EXERCISE DETAILS
Word for word, print each line of the listing below; pictures stay out.

[Items from a data source]
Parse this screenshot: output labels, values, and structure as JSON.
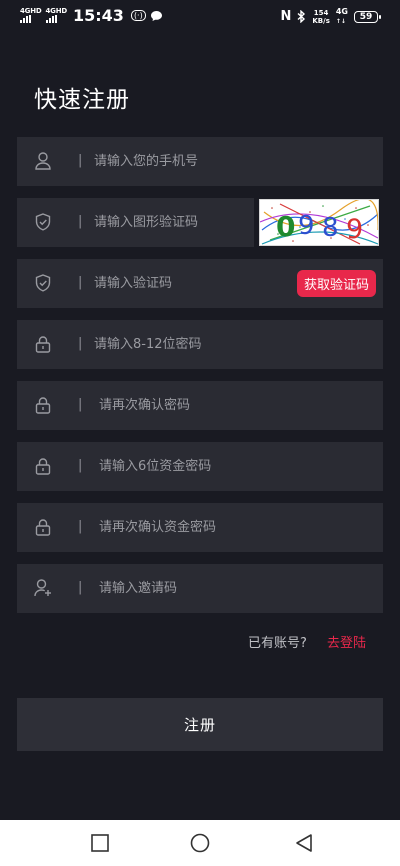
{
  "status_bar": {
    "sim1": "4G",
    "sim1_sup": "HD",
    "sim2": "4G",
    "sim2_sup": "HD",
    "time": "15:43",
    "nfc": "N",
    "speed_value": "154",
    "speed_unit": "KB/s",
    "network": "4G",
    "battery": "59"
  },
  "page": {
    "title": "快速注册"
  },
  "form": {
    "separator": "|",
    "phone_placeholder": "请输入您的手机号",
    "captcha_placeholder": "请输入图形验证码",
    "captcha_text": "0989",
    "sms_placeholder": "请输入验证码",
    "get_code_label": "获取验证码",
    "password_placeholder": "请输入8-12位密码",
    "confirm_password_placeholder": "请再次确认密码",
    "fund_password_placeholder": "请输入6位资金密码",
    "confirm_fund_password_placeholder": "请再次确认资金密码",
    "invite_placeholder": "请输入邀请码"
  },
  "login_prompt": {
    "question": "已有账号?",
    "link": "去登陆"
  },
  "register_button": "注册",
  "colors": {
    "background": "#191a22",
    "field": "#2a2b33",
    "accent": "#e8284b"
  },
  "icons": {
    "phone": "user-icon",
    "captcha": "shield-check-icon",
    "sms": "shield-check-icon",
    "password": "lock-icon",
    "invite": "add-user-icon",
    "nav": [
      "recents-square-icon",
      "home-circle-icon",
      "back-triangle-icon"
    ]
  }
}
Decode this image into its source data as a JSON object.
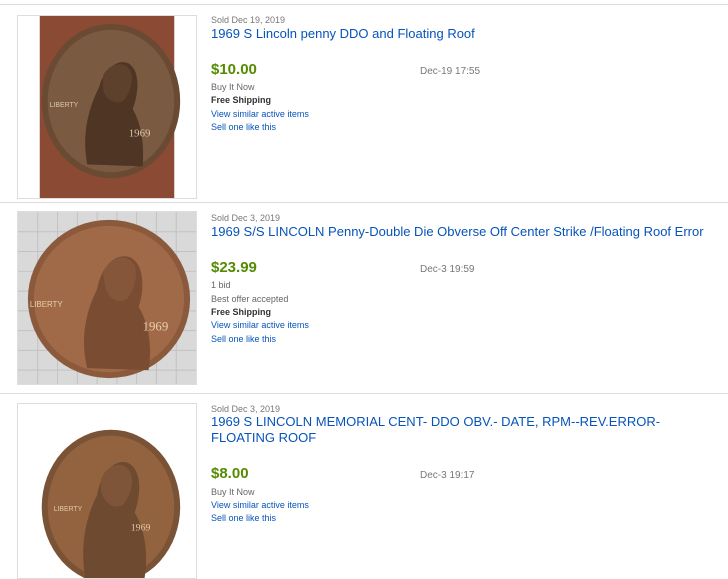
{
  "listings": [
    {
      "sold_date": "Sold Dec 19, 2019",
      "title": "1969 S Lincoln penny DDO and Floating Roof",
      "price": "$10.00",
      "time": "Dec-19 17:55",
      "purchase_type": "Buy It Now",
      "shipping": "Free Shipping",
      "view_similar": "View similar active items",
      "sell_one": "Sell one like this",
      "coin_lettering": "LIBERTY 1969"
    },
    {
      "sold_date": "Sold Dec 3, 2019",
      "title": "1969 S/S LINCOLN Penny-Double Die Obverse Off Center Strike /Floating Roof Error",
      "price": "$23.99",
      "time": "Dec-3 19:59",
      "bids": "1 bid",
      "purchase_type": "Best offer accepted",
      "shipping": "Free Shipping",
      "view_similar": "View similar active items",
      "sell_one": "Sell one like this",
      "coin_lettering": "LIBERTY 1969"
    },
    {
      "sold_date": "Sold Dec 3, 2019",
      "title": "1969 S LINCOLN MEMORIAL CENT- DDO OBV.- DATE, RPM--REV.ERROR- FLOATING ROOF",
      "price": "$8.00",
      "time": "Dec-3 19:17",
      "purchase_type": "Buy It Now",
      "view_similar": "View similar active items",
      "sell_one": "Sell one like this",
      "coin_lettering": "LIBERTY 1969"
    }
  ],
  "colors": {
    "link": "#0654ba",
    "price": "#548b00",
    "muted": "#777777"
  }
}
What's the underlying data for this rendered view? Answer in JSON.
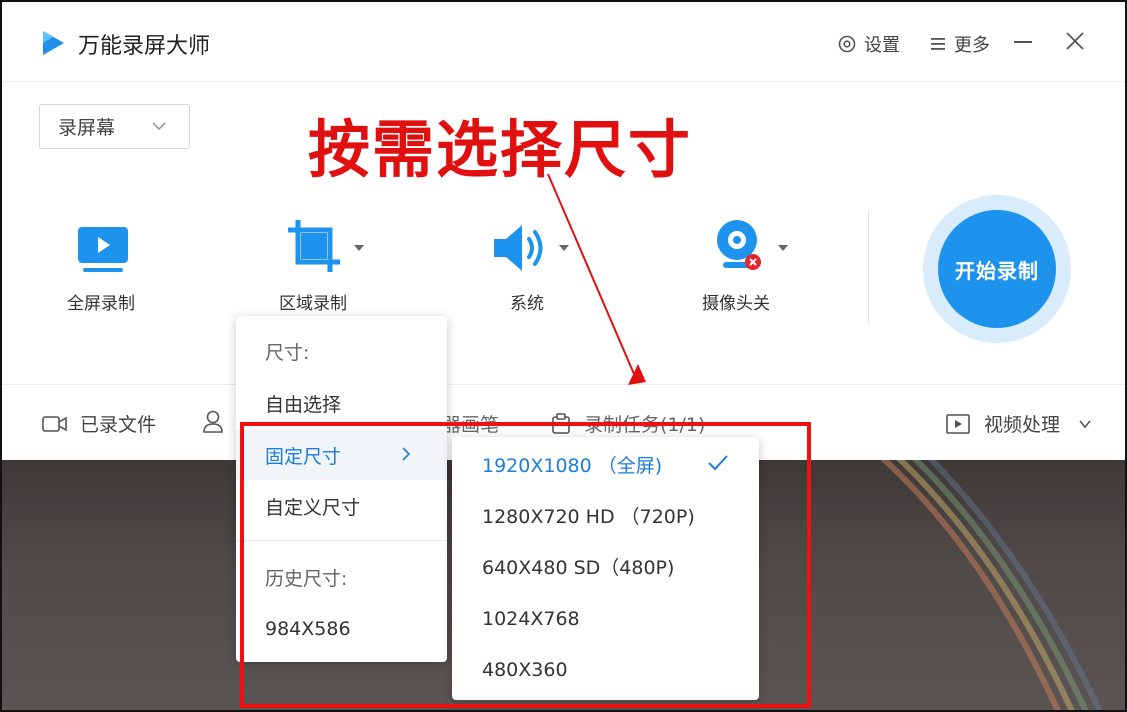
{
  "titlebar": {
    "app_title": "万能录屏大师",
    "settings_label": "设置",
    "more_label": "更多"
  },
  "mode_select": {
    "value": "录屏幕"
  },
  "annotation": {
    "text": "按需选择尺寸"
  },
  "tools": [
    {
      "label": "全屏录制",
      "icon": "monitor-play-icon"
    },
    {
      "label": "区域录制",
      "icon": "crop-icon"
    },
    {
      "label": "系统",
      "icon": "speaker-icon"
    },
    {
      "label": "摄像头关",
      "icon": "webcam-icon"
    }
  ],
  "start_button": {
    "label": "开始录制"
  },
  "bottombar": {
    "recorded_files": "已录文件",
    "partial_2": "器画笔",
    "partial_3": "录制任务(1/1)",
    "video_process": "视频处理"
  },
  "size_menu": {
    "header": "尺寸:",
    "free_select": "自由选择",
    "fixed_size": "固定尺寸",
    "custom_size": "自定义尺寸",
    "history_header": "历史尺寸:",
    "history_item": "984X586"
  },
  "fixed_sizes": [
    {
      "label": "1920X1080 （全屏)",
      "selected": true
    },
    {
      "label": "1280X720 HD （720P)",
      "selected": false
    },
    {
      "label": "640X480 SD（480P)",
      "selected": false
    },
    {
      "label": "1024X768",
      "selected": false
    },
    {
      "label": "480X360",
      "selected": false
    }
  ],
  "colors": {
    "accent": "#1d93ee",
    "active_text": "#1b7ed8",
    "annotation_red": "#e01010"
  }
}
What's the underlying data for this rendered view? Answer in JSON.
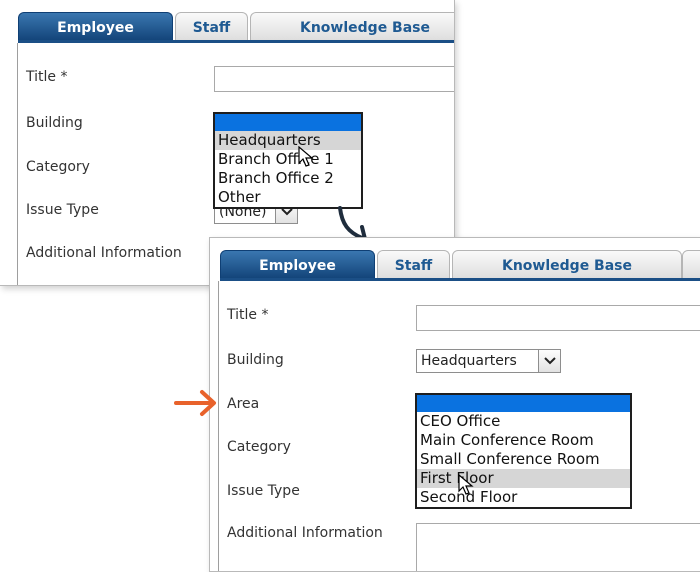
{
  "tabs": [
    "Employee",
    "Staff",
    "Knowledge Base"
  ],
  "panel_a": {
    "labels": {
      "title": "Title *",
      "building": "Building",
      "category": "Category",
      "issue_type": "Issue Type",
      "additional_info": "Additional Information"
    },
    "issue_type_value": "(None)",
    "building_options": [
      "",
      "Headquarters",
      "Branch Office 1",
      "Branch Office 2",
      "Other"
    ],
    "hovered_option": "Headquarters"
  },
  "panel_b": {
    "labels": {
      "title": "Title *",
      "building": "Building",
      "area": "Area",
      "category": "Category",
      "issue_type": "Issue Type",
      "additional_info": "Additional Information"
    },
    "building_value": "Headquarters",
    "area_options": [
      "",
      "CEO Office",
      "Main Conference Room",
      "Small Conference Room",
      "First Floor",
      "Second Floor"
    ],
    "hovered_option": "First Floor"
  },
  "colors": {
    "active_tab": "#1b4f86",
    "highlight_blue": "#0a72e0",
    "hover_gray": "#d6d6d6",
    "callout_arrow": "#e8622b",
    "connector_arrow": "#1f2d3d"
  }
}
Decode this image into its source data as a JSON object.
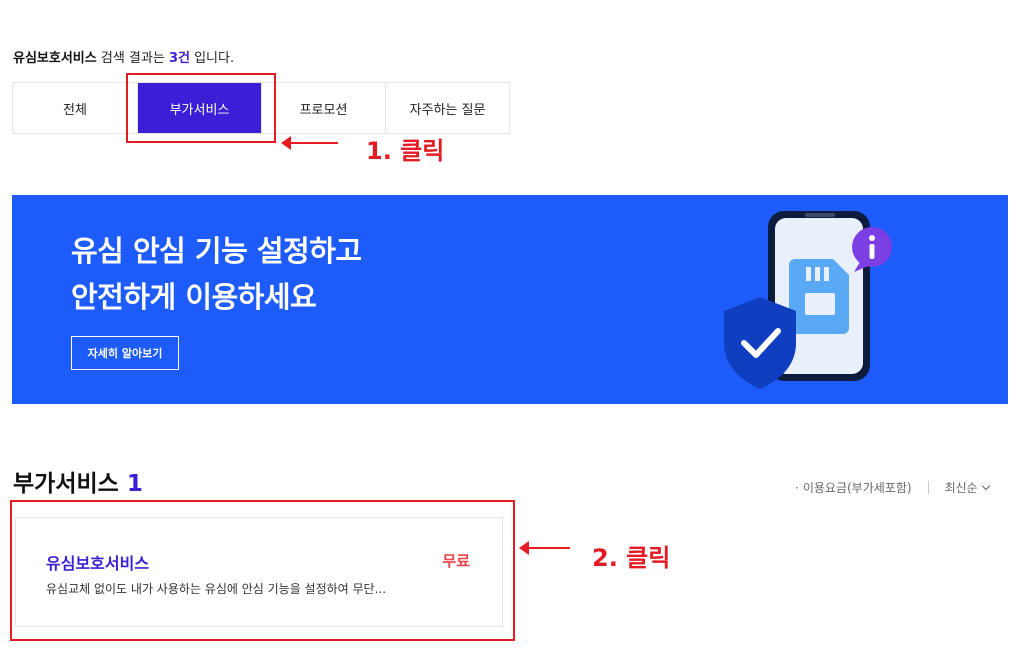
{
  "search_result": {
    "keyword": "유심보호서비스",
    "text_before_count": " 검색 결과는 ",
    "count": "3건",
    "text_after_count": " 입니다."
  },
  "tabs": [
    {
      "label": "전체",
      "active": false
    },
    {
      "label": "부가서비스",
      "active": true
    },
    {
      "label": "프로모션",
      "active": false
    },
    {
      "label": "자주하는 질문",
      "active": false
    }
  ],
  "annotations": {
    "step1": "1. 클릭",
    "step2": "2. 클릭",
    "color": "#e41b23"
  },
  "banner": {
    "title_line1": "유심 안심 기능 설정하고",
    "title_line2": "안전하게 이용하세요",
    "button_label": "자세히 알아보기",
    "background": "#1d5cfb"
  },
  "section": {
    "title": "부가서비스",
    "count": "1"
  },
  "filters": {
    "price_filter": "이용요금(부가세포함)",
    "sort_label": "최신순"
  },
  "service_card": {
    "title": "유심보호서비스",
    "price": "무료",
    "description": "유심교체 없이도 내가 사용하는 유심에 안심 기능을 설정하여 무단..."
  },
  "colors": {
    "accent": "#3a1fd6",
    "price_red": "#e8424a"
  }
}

THE RESPONSE
Parse this screenshot: output labels, values, and structure as JSON.
{
  "status_bar": {
    "sim1": "4G",
    "sim1_sup": "HD",
    "sim2": "4G",
    "sim2_sup": "HD",
    "time": "15:43",
    "nfc": "N",
    "speed_value": "154",
    "speed_unit": "KB/s",
    "network": "4G",
    "battery": "59"
  },
  "page": {
    "title": "快速注册"
  },
  "form": {
    "separator": "|",
    "phone_placeholder": "请输入您的手机号",
    "captcha_placeholder": "请输入图形验证码",
    "captcha_text": "0989",
    "sms_placeholder": "请输入验证码",
    "get_code_label": "获取验证码",
    "password_placeholder": "请输入8-12位密码",
    "confirm_password_placeholder": "请再次确认密码",
    "fund_password_placeholder": "请输入6位资金密码",
    "confirm_fund_password_placeholder": "请再次确认资金密码",
    "invite_placeholder": "请输入邀请码"
  },
  "login_prompt": {
    "question": "已有账号?",
    "link": "去登陆"
  },
  "register_button": "注册",
  "colors": {
    "background": "#191a22",
    "field": "#2a2b33",
    "accent": "#e8284b"
  },
  "icons": {
    "phone": "user-icon",
    "captcha": "shield-check-icon",
    "sms": "shield-check-icon",
    "password": "lock-icon",
    "invite": "add-user-icon",
    "nav": [
      "recents-square-icon",
      "home-circle-icon",
      "back-triangle-icon"
    ]
  }
}
Decode this image into its source data as a JSON object.
{
  "listings": [
    {
      "sold_date": "Sold Dec 19, 2019",
      "title": "1969 S Lincoln penny DDO and Floating Roof",
      "price": "$10.00",
      "time": "Dec-19 17:55",
      "purchase_type": "Buy It Now",
      "shipping": "Free Shipping",
      "view_similar": "View similar active items",
      "sell_one": "Sell one like this",
      "coin_lettering": "LIBERTY 1969"
    },
    {
      "sold_date": "Sold Dec 3, 2019",
      "title": "1969 S/S LINCOLN Penny-Double Die Obverse Off Center Strike /Floating Roof Error",
      "price": "$23.99",
      "time": "Dec-3 19:59",
      "bids": "1 bid",
      "purchase_type": "Best offer accepted",
      "shipping": "Free Shipping",
      "view_similar": "View similar active items",
      "sell_one": "Sell one like this",
      "coin_lettering": "LIBERTY 1969"
    },
    {
      "sold_date": "Sold Dec 3, 2019",
      "title": "1969 S LINCOLN MEMORIAL CENT- DDO OBV.- DATE, RPM--REV.ERROR- FLOATING ROOF",
      "price": "$8.00",
      "time": "Dec-3 19:17",
      "purchase_type": "Buy It Now",
      "view_similar": "View similar active items",
      "sell_one": "Sell one like this",
      "coin_lettering": "LIBERTY 1969"
    }
  ],
  "colors": {
    "link": "#0654ba",
    "price": "#548b00",
    "muted": "#777777"
  }
}
What's the underlying data for this rendered view? Answer in JSON.
{
  "titlebar": {
    "app_title": "万能录屏大师",
    "settings_label": "设置",
    "more_label": "更多"
  },
  "mode_select": {
    "value": "录屏幕"
  },
  "annotation": {
    "text": "按需选择尺寸"
  },
  "tools": [
    {
      "label": "全屏录制",
      "icon": "monitor-play-icon"
    },
    {
      "label": "区域录制",
      "icon": "crop-icon"
    },
    {
      "label": "系统",
      "icon": "speaker-icon"
    },
    {
      "label": "摄像头关",
      "icon": "webcam-icon"
    }
  ],
  "start_button": {
    "label": "开始录制"
  },
  "bottombar": {
    "recorded_files": "已录文件",
    "partial_2": "器画笔",
    "partial_3": "录制任务(1/1)",
    "video_process": "视频处理"
  },
  "size_menu": {
    "header": "尺寸:",
    "free_select": "自由选择",
    "fixed_size": "固定尺寸",
    "custom_size": "自定义尺寸",
    "history_header": "历史尺寸:",
    "history_item": "984X586"
  },
  "fixed_sizes": [
    {
      "label": "1920X1080 （全屏)",
      "selected": true
    },
    {
      "label": "1280X720 HD （720P)",
      "selected": false
    },
    {
      "label": "640X480 SD（480P)",
      "selected": false
    },
    {
      "label": "1024X768",
      "selected": false
    },
    {
      "label": "480X360",
      "selected": false
    }
  ],
  "colors": {
    "accent": "#1d93ee",
    "active_text": "#1b7ed8",
    "annotation_red": "#e01010"
  }
}
What's the underlying data for this rendered view? Answer in JSON.
{
  "tabs": [
    "Employee",
    "Staff",
    "Knowledge Base"
  ],
  "panel_a": {
    "labels": {
      "title": "Title *",
      "building": "Building",
      "category": "Category",
      "issue_type": "Issue Type",
      "additional_info": "Additional Information"
    },
    "issue_type_value": "(None)",
    "building_options": [
      "",
      "Headquarters",
      "Branch Office 1",
      "Branch Office 2",
      "Other"
    ],
    "hovered_option": "Headquarters"
  },
  "panel_b": {
    "labels": {
      "title": "Title *",
      "building": "Building",
      "area": "Area",
      "category": "Category",
      "issue_type": "Issue Type",
      "additional_info": "Additional Information"
    },
    "building_value": "Headquarters",
    "area_options": [
      "",
      "CEO Office",
      "Main Conference Room",
      "Small Conference Room",
      "First Floor",
      "Second Floor"
    ],
    "hovered_option": "First Floor"
  },
  "colors": {
    "active_tab": "#1b4f86",
    "highlight_blue": "#0a72e0",
    "hover_gray": "#d6d6d6",
    "callout_arrow": "#e8622b",
    "connector_arrow": "#1f2d3d"
  }
}
Decode this image into its source data as a JSON object.
{
  "search_result": {
    "keyword": "유심보호서비스",
    "text_before_count": " 검색 결과는 ",
    "count": "3건",
    "text_after_count": " 입니다."
  },
  "tabs": [
    {
      "label": "전체",
      "active": false
    },
    {
      "label": "부가서비스",
      "active": true
    },
    {
      "label": "프로모션",
      "active": false
    },
    {
      "label": "자주하는 질문",
      "active": false
    }
  ],
  "annotations": {
    "step1": "1. 클릭",
    "step2": "2. 클릭",
    "color": "#e41b23"
  },
  "banner": {
    "title_line1": "유심 안심 기능 설정하고",
    "title_line2": "안전하게 이용하세요",
    "button_label": "자세히 알아보기",
    "background": "#1d5cfb"
  },
  "section": {
    "title": "부가서비스",
    "count": "1"
  },
  "filters": {
    "price_filter": "이용요금(부가세포함)",
    "sort_label": "최신순"
  },
  "service_card": {
    "title": "유심보호서비스",
    "price": "무료",
    "description": "유심교체 없이도 내가 사용하는 유심에 안심 기능을 설정하여 무단..."
  },
  "colors": {
    "accent": "#3a1fd6",
    "price_red": "#e8424a"
  }
}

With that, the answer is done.